BRIEF
Where a line holds "Model", copy it.
## START
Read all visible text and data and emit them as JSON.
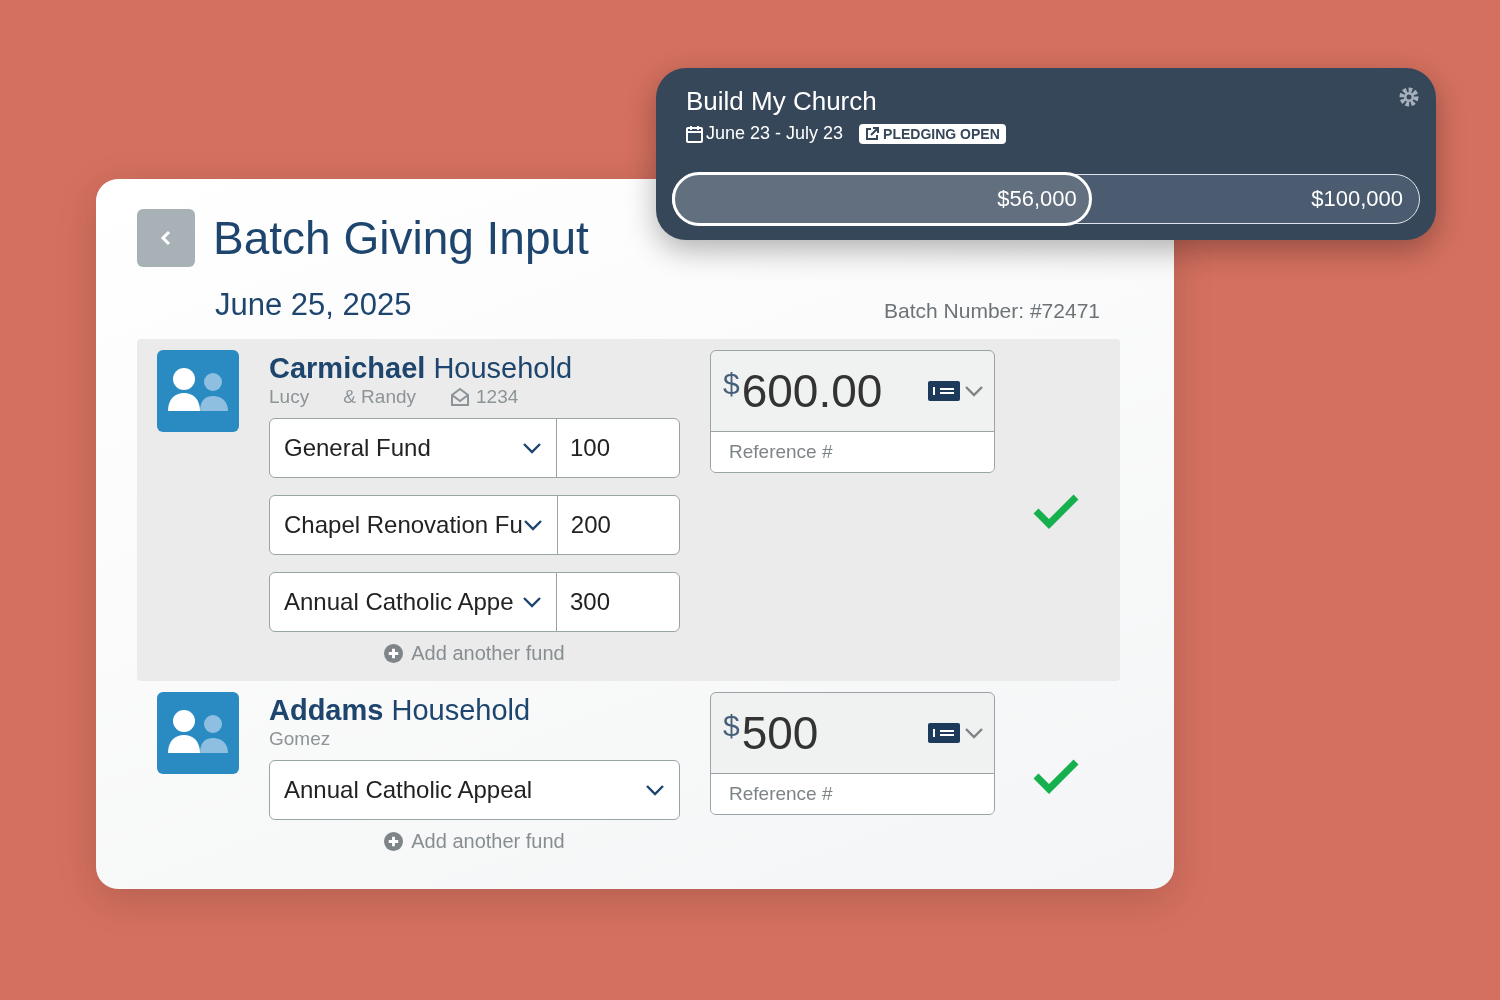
{
  "campaign": {
    "title": "Build My Church",
    "dates": "June 23 - July 23",
    "badge": "PLEDGING OPEN",
    "raised": "$56,000",
    "goal": "$100,000",
    "level": 0.56
  },
  "batch": {
    "title": "Batch Giving Input",
    "date": "June 25, 2025",
    "batch_number": "Batch Number: #72471"
  },
  "households": [
    {
      "name": "**Carmichael** Household",
      "selected": true,
      "members": [
        "Lucy",
        "& Randy"
      ],
      "envelope": "1234",
      "funds": [
        {
          "fund": "General Fund",
          "amount": "100"
        },
        {
          "fund": "Chapel Renovation Fu",
          "amount": "200"
        },
        {
          "fund": "Annual Catholic Appe",
          "amount": "300"
        }
      ],
      "currency": "$",
      "total": "600.00",
      "reference_placeholder": "Reference #",
      "complete": true,
      "add_fund": "Add another fund"
    },
    {
      "name": "**Addams** Household",
      "selected": false,
      "members": [
        "Gomez"
      ],
      "funds": [
        {
          "fund": "Annual Catholic Appeal"
        }
      ],
      "currency": "$",
      "total": "500",
      "reference_placeholder": "Reference #",
      "complete": true,
      "add_fund": "Add another fund"
    }
  ]
}
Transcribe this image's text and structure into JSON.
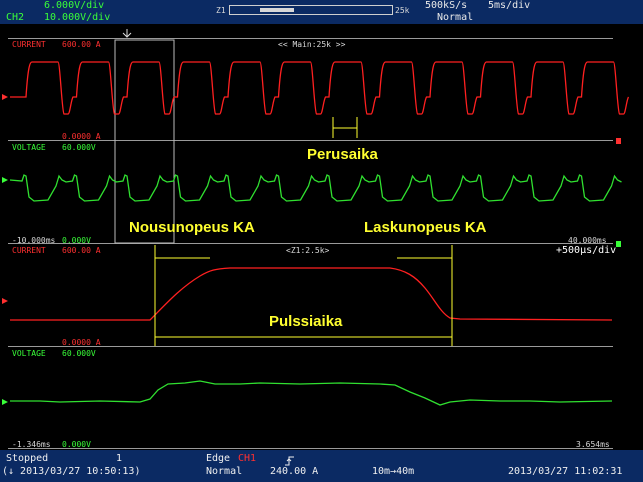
{
  "header": {
    "ch_top_value": "6.000V/div",
    "ch2_label": "CH2",
    "ch2_value": "10.000V/div",
    "zoom_left_label": "Z1",
    "zoom_right_label": "25k",
    "sample_rate": "500kS/s",
    "time_div": "5ms/div",
    "trigger_mode": "Normal"
  },
  "main_view": {
    "center_label": "<< Main:25k >>",
    "current_label": "CURRENT",
    "current_scale_top": "600.00 A",
    "current_scale_bottom": "0.0000 A",
    "voltage_label": "VOLTAGE",
    "voltage_scale_top": "60.000V",
    "voltage_scale_bottom": "0.000V",
    "time_start": "-10.000ms",
    "time_end": "40.000ms"
  },
  "zoom_view": {
    "center_label": "<Z1:2.5k>",
    "time_div": "+500µs/div",
    "current_label": "CURRENT",
    "current_scale_top": "600.00 A",
    "current_scale_bottom": "0.0000 A",
    "voltage_label": "VOLTAGE",
    "voltage_scale_top": "60.000V",
    "voltage_scale_bottom": "0.000V",
    "time_start": "-1.346ms",
    "time_end": "3.654ms"
  },
  "annotations": {
    "perusaika": "Perusaika",
    "nousunopeus": "Nousunopeus KA",
    "laskunopeus": "Laskunopeus KA",
    "pulssiaika": "Pulssiaika"
  },
  "footer": {
    "status": "Stopped",
    "acq_count": "1",
    "start_time": "(↓ 2013/03/27 10:50:13)",
    "trigger_type": "Edge",
    "trigger_source": "CH1",
    "trigger_mode": "Normal",
    "trigger_level": "240.00 A",
    "record_length": "10m→40m",
    "end_time": "2013/03/27 11:02:31"
  },
  "colors": {
    "background": "#000000",
    "header_bar": "#0b2a63",
    "current_trace": "#ff2020",
    "voltage_trace": "#30e030",
    "annotation": "#ffff30",
    "grid": "#9a9a9a"
  },
  "icons": [
    "trigger-position-marker-icon",
    "trigger-edge-icon",
    "channel-marker-icon"
  ]
}
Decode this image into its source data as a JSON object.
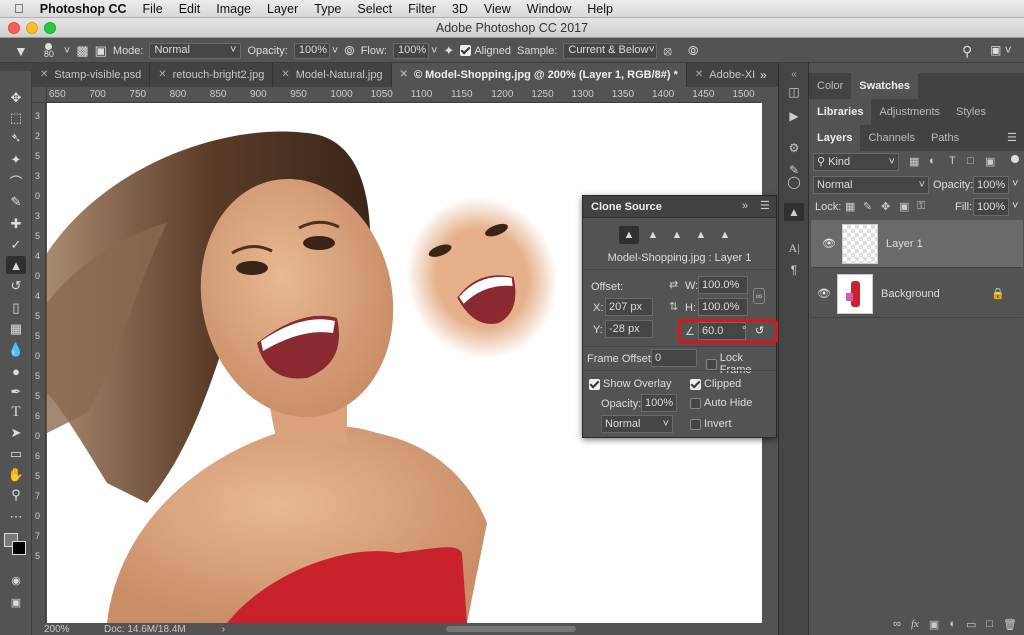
{
  "menu": {
    "app": "Photoshop CC",
    "items": [
      "File",
      "Edit",
      "Image",
      "Layer",
      "Type",
      "Select",
      "Filter",
      "3D",
      "View",
      "Window",
      "Help"
    ]
  },
  "window_title": "Adobe Photoshop CC 2017",
  "options": {
    "brush_size": "80",
    "mode_label": "Mode:",
    "mode_value": "Normal",
    "opacity_label": "Opacity:",
    "opacity_value": "100%",
    "flow_label": "Flow:",
    "flow_value": "100%",
    "aligned_label": "Aligned",
    "sample_label": "Sample:",
    "sample_value": "Current & Below"
  },
  "tabs": [
    {
      "label": "Stamp-visible.psd"
    },
    {
      "label": "retouch-bright2.jpg"
    },
    {
      "label": "Model-Natural.jpg"
    },
    {
      "label": "© Model-Shopping.jpg @ 200% (Layer 1, RGB/8#) *"
    },
    {
      "label": "Adobe-XI"
    }
  ],
  "ruler_ticks": [
    "650",
    "700",
    "750",
    "800",
    "850",
    "900",
    "950",
    "1000",
    "1050",
    "1100",
    "1150",
    "1200",
    "1250",
    "1300",
    "1350",
    "1400",
    "1450",
    "1500"
  ],
  "vruler_ticks": [
    "3",
    "2",
    "5",
    "3",
    "0",
    "3",
    "5",
    "4",
    "0",
    "4",
    "5",
    "5",
    "0",
    "5",
    "5",
    "6",
    "0",
    "6",
    "5",
    "7",
    "0",
    "7",
    "5"
  ],
  "status": {
    "zoom": "200%",
    "doc": "Doc: 14.6M/18.4M"
  },
  "clone_source": {
    "title": "Clone Source",
    "source_name": "Model-Shopping.jpg : Layer 1",
    "offset_label": "Offset:",
    "x_label": "X:",
    "x_value": "207 px",
    "y_label": "Y:",
    "y_value": "-28 px",
    "w_label": "W:",
    "w_value": "100.0%",
    "h_label": "H:",
    "h_value": "100.0%",
    "angle_value": "60.0",
    "angle_unit": "°",
    "frame_offset_label": "Frame Offset:",
    "frame_offset_value": "0",
    "lock_frame_label": "Lock Frame",
    "show_overlay_label": "Show Overlay",
    "clipped_label": "Clipped",
    "opacity_label": "Opacity:",
    "opacity_value": "100%",
    "auto_hide_label": "Auto Hide",
    "blend_value": "Normal",
    "invert_label": "Invert",
    "highlight_color": "#e0121b"
  },
  "right_panel": {
    "tabs_top": [
      "Color",
      "Swatches"
    ],
    "tabs_mid": [
      "Libraries",
      "Adjustments",
      "Styles"
    ],
    "tabs_layers": [
      "Layers",
      "Channels",
      "Paths"
    ],
    "kind_label": "Kind",
    "blend_value": "Normal",
    "opacity_label": "Opacity:",
    "opacity_value": "100%",
    "lock_label": "Lock:",
    "fill_label": "Fill:",
    "fill_value": "100%",
    "layers": [
      {
        "name": "Layer 1"
      },
      {
        "name": "Background"
      }
    ]
  }
}
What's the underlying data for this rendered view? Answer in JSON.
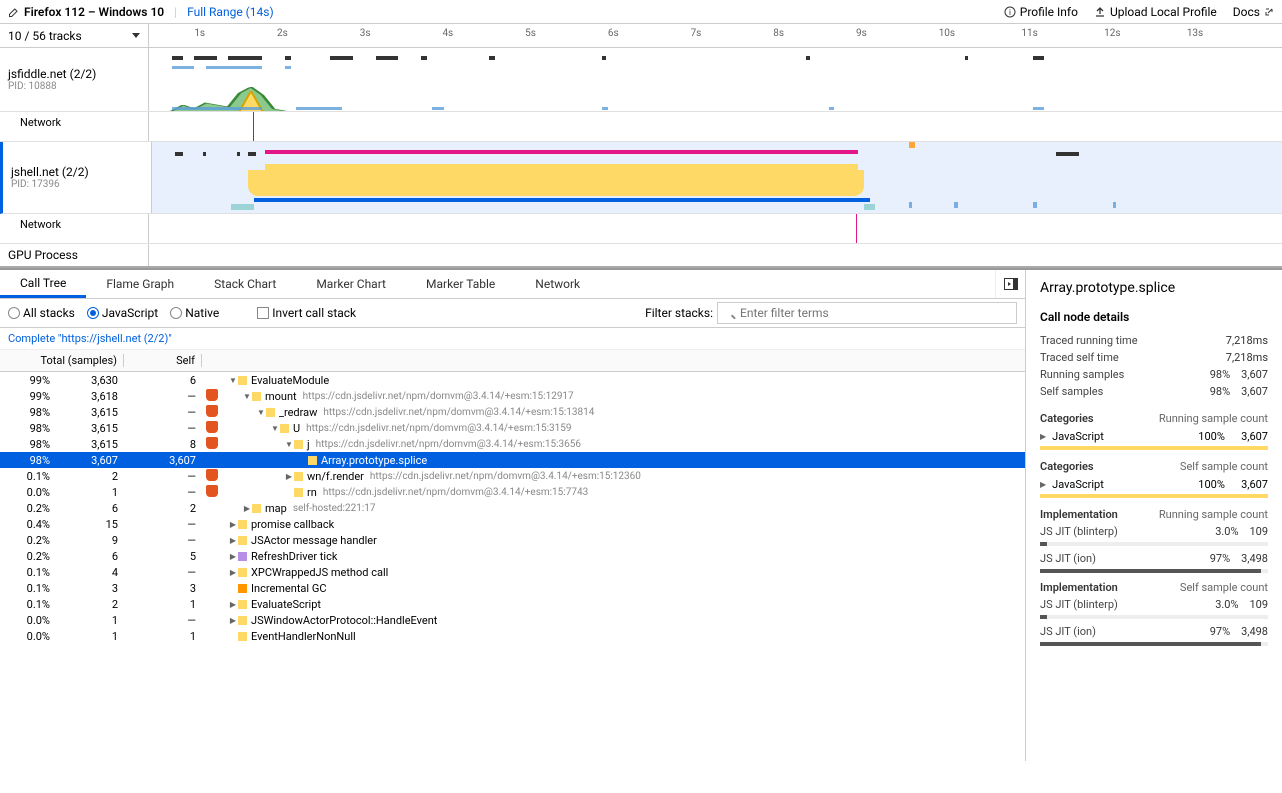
{
  "topbar": {
    "profile_name": "Firefox 112 – Windows 10",
    "range_label": "Full Range (14s)",
    "profile_info": "Profile Info",
    "upload": "Upload Local Profile",
    "docs": "Docs"
  },
  "timeline": {
    "track_count": "10 / 56 tracks",
    "ticks": [
      "1s",
      "2s",
      "3s",
      "4s",
      "5s",
      "6s",
      "7s",
      "8s",
      "9s",
      "10s",
      "11s",
      "12s",
      "13s"
    ],
    "tracks": [
      {
        "title": "jsfiddle.net (2/2)",
        "pid": "PID: 10888",
        "network": "Network"
      },
      {
        "title": "jshell.net (2/2)",
        "pid": "PID: 17396",
        "network": "Network"
      },
      {
        "title": "GPU Process"
      }
    ]
  },
  "tabs": [
    "Call Tree",
    "Flame Graph",
    "Stack Chart",
    "Marker Chart",
    "Marker Table",
    "Network"
  ],
  "toolbar": {
    "stack_radios": [
      "All stacks",
      "JavaScript",
      "Native"
    ],
    "invert": "Invert call stack",
    "filter_label": "Filter stacks:",
    "filter_placeholder": "Enter filter terms"
  },
  "breadcrumb": "Complete \"https://jshell.net (2/2)\"",
  "tree_headers": {
    "total": "Total (samples)",
    "self": "Self"
  },
  "tree": [
    {
      "tp": "99%",
      "tv": "3,630",
      "sv": "6",
      "badge": "",
      "indent": 0,
      "twisty": "▼",
      "cat": "js",
      "name": "EvaluateModule",
      "path": ""
    },
    {
      "tp": "99%",
      "tv": "3,618",
      "sv": "—",
      "badge": "s",
      "indent": 1,
      "twisty": "▼",
      "cat": "js",
      "name": "mount",
      "path": "https://cdn.jsdelivr.net/npm/domvm@3.4.14/+esm:15:12917"
    },
    {
      "tp": "98%",
      "tv": "3,615",
      "sv": "—",
      "badge": "s",
      "indent": 2,
      "twisty": "▼",
      "cat": "js",
      "name": "_redraw",
      "path": "https://cdn.jsdelivr.net/npm/domvm@3.4.14/+esm:15:13814"
    },
    {
      "tp": "98%",
      "tv": "3,615",
      "sv": "—",
      "badge": "s",
      "indent": 3,
      "twisty": "▼",
      "cat": "js",
      "name": "U",
      "path": "https://cdn.jsdelivr.net/npm/domvm@3.4.14/+esm:15:3159"
    },
    {
      "tp": "98%",
      "tv": "3,615",
      "sv": "8",
      "badge": "s",
      "indent": 4,
      "twisty": "▼",
      "cat": "js",
      "name": "j",
      "path": "https://cdn.jsdelivr.net/npm/domvm@3.4.14/+esm:15:3656"
    },
    {
      "tp": "98%",
      "tv": "3,607",
      "sv": "3,607",
      "badge": "",
      "indent": 5,
      "twisty": "",
      "cat": "js",
      "name": "Array.prototype.splice",
      "path": "",
      "selected": true
    },
    {
      "tp": "0.1%",
      "tv": "2",
      "sv": "—",
      "badge": "s",
      "indent": 4,
      "twisty": "▶",
      "cat": "js",
      "name": "wn/f.render",
      "path": "https://cdn.jsdelivr.net/npm/domvm@3.4.14/+esm:15:12360"
    },
    {
      "tp": "0.0%",
      "tv": "1",
      "sv": "—",
      "badge": "s",
      "indent": 4,
      "twisty": "",
      "cat": "js",
      "name": "rn",
      "path": "https://cdn.jsdelivr.net/npm/domvm@3.4.14/+esm:15:7743"
    },
    {
      "tp": "0.2%",
      "tv": "6",
      "sv": "2",
      "badge": "",
      "indent": 1,
      "twisty": "▶",
      "cat": "js",
      "name": "map",
      "path": "self-hosted:221:17"
    },
    {
      "tp": "0.4%",
      "tv": "15",
      "sv": "—",
      "badge": "",
      "indent": 0,
      "twisty": "▶",
      "cat": "js",
      "name": "promise callback",
      "path": ""
    },
    {
      "tp": "0.2%",
      "tv": "9",
      "sv": "—",
      "badge": "",
      "indent": 0,
      "twisty": "▶",
      "cat": "js",
      "name": "JSActor message handler",
      "path": ""
    },
    {
      "tp": "0.2%",
      "tv": "6",
      "sv": "5",
      "badge": "",
      "indent": 0,
      "twisty": "▶",
      "cat": "purple",
      "name": "RefreshDriver tick",
      "path": ""
    },
    {
      "tp": "0.1%",
      "tv": "4",
      "sv": "—",
      "badge": "",
      "indent": 0,
      "twisty": "▶",
      "cat": "js",
      "name": "XPCWrappedJS method call",
      "path": ""
    },
    {
      "tp": "0.1%",
      "tv": "3",
      "sv": "3",
      "badge": "",
      "indent": 0,
      "twisty": "",
      "cat": "orange",
      "name": "Incremental GC",
      "path": ""
    },
    {
      "tp": "0.1%",
      "tv": "2",
      "sv": "1",
      "badge": "",
      "indent": 0,
      "twisty": "▶",
      "cat": "js",
      "name": "EvaluateScript",
      "path": ""
    },
    {
      "tp": "0.0%",
      "tv": "1",
      "sv": "—",
      "badge": "",
      "indent": 0,
      "twisty": "▶",
      "cat": "js",
      "name": "JSWindowActorProtocol::HandleEvent",
      "path": ""
    },
    {
      "tp": "0.0%",
      "tv": "1",
      "sv": "1",
      "badge": "",
      "indent": 0,
      "twisty": "",
      "cat": "js",
      "name": "EventHandlerNonNull",
      "path": ""
    }
  ],
  "sidebar": {
    "title": "Array.prototype.splice",
    "section_details": "Call node details",
    "running_time_lbl": "Traced running time",
    "running_time_val": "7,218ms",
    "self_time_lbl": "Traced self time",
    "self_time_val": "7,218ms",
    "running_samples_lbl": "Running samples",
    "running_samples_pct": "98%",
    "running_samples_val": "3,607",
    "self_samples_lbl": "Self samples",
    "self_samples_pct": "98%",
    "self_samples_val": "3,607",
    "cat_running_hdr_l": "Categories",
    "cat_running_hdr_r": "Running sample count",
    "cat_js": "JavaScript",
    "cat_js_pct": "100%",
    "cat_js_val": "3,607",
    "cat_self_hdr_l": "Categories",
    "cat_self_hdr_r": "Self sample count",
    "impl_running_hdr_l": "Implementation",
    "impl_running_hdr_r": "Running sample count",
    "impl_blinterp": "JS JIT (blinterp)",
    "impl_blinterp_pct": "3.0%",
    "impl_blinterp_val": "109",
    "impl_ion": "JS JIT (ion)",
    "impl_ion_pct": "97%",
    "impl_ion_val": "3,498",
    "impl_self_hdr_l": "Implementation",
    "impl_self_hdr_r": "Self sample count"
  }
}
## END
EXERCISE SOLUTION
      "label": "Model-Natural.jpg"
      "label": "© Model-Shopping.jpg @ 200% (Layer 1, RGB/8#) *"
    "source_name": "Model-Shopping.jpg : Layer 1",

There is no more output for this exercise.